[Extracts from a graphics dataset]
....

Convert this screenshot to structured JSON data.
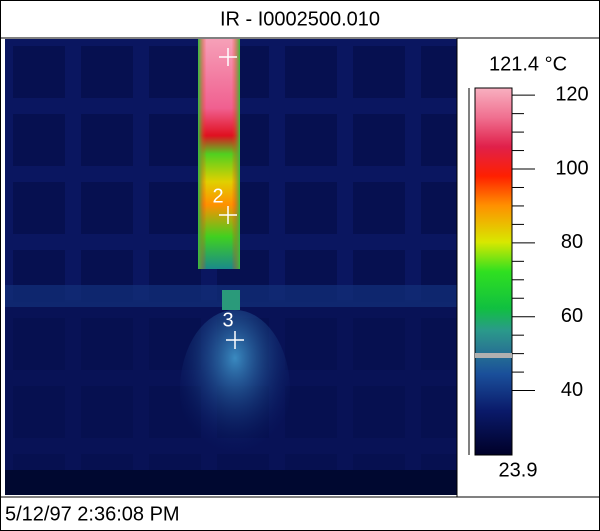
{
  "header": {
    "title": "IR - I0002500.010"
  },
  "image": {
    "markers": [
      {
        "label": "2"
      },
      {
        "label": "3"
      }
    ]
  },
  "scale": {
    "max": {
      "value": 121.4,
      "label": "121.4 °C"
    },
    "min": {
      "value": 23.9,
      "label": "23.9"
    },
    "ticks": [
      120,
      100,
      80,
      60,
      40
    ]
  },
  "footer": {
    "timestamp": "5/12/97 2:36:08 PM"
  }
}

....

** WHAT YOU SHOULD DO **
Ignore the images and quote every line of the listing exactly.

** OUTPUT OF THE EXERCISE **
Convert this screenshot to structured JSON data.
{
  "header": {
    "title": "IR - I0002500.010"
  },
  "image": {
    "markers": [
      {
        "label": "2"
      },
      {
        "label": "3"
      }
    ]
  },
  "scale": {
    "max": {
      "value": 121.4,
      "label": "121.4 °C"
    },
    "min": {
      "value": 23.9,
      "label": "23.9"
    },
    "ticks": [
      120,
      100,
      80,
      60,
      40
    ]
  },
  "footer": {
    "timestamp": "5/12/97 2:36:08 PM"
  }
}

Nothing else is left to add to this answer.